▸ **Work to complete**
Can you repeat word for word each line of the material from its first line through the line containing "signatory-line: Graphologie Professionnelle", with both of those lines included?

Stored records
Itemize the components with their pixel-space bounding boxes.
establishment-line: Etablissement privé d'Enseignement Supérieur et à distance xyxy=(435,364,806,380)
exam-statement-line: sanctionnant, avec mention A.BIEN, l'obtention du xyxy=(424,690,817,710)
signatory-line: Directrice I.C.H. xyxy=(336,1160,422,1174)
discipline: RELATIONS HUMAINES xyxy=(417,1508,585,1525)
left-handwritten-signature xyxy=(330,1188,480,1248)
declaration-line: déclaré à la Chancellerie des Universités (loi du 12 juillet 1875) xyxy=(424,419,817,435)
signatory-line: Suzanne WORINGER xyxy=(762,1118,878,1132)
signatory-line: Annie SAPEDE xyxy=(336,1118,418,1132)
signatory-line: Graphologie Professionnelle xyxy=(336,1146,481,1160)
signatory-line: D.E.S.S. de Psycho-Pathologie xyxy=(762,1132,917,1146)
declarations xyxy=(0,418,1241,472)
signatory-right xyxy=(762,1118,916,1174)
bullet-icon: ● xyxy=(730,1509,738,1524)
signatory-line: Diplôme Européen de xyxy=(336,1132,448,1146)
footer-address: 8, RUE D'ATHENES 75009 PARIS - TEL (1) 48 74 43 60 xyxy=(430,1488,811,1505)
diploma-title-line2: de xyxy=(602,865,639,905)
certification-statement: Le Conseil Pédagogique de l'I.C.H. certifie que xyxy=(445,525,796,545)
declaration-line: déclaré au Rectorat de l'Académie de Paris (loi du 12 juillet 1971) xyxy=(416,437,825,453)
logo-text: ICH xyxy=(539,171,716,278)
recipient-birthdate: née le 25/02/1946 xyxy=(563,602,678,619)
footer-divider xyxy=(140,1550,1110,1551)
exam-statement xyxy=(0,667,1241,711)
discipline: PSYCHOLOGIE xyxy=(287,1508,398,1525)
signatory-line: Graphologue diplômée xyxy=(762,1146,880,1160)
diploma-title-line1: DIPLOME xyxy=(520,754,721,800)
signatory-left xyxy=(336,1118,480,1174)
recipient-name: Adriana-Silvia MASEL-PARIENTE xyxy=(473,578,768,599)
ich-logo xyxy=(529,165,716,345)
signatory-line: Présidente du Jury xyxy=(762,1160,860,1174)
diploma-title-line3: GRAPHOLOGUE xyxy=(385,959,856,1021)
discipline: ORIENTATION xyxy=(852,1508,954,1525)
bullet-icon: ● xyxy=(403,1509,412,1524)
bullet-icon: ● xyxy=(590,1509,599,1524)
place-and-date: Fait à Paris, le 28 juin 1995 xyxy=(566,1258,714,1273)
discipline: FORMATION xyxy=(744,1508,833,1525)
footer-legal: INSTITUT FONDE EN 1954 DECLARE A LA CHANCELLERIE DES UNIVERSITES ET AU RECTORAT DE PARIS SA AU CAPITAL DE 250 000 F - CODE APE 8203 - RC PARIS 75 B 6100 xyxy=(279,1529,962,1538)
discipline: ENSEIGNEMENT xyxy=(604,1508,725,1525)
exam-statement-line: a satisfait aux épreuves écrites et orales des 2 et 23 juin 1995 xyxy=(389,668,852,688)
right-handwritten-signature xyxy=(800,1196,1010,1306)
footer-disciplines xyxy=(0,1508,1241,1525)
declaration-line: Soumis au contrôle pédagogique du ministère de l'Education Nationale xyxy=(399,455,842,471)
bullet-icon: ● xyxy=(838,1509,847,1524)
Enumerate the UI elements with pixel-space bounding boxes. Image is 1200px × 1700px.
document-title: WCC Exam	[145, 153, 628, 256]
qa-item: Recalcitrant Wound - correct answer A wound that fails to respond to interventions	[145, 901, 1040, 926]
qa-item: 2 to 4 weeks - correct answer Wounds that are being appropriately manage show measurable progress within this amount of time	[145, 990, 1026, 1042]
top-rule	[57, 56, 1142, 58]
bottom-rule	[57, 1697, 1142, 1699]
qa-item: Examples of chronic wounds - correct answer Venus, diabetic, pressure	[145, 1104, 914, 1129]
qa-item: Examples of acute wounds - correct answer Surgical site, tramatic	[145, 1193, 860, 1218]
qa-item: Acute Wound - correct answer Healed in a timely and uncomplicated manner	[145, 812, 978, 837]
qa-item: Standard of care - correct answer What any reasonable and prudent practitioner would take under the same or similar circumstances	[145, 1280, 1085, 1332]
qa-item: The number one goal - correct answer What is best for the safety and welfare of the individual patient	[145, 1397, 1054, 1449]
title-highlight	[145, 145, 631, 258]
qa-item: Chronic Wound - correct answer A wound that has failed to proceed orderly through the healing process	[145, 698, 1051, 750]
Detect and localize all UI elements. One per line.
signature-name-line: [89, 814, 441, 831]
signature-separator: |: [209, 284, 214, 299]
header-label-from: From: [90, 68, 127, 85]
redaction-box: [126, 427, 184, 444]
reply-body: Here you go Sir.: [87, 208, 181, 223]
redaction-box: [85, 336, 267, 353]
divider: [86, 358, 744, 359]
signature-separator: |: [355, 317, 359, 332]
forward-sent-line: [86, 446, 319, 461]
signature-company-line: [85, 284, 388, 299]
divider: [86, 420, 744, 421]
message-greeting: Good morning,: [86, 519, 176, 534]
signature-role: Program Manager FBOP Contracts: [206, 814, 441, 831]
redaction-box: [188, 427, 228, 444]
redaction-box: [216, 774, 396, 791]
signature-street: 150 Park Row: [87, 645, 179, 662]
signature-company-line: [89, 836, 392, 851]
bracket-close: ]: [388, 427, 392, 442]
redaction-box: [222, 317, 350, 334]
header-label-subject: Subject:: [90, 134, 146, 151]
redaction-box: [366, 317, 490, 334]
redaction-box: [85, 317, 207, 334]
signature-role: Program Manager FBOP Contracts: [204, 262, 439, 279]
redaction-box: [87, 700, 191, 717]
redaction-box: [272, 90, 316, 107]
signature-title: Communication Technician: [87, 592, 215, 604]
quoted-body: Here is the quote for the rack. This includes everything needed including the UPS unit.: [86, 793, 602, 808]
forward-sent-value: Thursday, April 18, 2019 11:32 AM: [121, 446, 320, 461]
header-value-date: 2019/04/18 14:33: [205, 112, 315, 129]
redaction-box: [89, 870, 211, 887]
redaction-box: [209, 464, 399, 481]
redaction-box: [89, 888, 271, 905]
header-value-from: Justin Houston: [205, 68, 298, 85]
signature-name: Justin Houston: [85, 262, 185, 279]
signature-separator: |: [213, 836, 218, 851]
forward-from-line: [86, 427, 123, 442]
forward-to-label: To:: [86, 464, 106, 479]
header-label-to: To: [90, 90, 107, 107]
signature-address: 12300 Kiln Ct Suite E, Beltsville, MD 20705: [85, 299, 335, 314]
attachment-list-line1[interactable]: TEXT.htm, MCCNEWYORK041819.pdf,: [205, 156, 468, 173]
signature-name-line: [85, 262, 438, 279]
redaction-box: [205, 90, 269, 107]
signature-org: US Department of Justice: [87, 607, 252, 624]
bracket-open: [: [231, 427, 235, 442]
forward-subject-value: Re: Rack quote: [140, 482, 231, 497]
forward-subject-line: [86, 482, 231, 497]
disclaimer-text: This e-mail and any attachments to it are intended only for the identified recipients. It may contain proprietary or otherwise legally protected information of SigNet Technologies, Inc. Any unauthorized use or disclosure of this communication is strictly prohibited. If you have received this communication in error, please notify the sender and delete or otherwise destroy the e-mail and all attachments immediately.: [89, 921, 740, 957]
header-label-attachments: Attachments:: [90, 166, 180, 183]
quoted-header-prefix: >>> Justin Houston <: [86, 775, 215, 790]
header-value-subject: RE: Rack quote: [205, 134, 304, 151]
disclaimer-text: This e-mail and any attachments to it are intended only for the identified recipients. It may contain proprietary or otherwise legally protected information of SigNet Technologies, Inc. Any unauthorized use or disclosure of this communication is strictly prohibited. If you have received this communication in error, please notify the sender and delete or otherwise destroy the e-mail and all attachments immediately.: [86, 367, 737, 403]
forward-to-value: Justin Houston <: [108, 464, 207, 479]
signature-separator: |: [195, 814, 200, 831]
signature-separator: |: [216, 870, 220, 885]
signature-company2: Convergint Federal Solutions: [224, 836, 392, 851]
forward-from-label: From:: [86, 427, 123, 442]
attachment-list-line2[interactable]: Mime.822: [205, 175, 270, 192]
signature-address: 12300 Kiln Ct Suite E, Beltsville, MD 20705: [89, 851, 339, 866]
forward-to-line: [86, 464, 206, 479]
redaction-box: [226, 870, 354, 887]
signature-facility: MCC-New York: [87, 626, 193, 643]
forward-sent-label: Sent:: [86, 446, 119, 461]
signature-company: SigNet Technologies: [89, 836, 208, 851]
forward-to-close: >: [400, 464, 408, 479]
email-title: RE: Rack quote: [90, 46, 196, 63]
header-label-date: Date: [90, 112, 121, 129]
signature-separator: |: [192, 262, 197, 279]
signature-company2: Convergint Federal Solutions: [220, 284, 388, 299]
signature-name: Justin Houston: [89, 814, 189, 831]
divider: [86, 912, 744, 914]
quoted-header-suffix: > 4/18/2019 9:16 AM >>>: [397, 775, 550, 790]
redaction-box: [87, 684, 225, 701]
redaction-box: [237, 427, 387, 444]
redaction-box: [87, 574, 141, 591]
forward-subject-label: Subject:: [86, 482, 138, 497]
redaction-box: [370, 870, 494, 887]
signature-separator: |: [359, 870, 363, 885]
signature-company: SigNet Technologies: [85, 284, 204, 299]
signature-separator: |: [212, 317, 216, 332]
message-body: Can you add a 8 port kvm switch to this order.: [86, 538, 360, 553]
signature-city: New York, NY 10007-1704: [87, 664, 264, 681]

▸ **Expected answer**
Itemize the components with their pixel-space bounding boxes.
establishment-line: Etablissement privé d'Enseignement Supérieur et à distance xyxy=(435,364,806,380)
exam-statement-line: sanctionnant, avec mention A.BIEN, l'obtention du xyxy=(424,690,817,710)
signatory-line: Directrice I.C.H. xyxy=(336,1160,422,1174)
discipline: RELATIONS HUMAINES xyxy=(417,1508,585,1525)
left-handwritten-signature xyxy=(330,1188,480,1248)
declaration-line: déclaré à la Chancellerie des Universités (loi du 12 juillet 1875) xyxy=(424,419,817,435)
signatory-line: Suzanne WORINGER xyxy=(762,1118,878,1132)
signatory-line: Annie SAPEDE xyxy=(336,1118,418,1132)
signatory-line: Graphologie Professionnelle xyxy=(336,1146,481,1160)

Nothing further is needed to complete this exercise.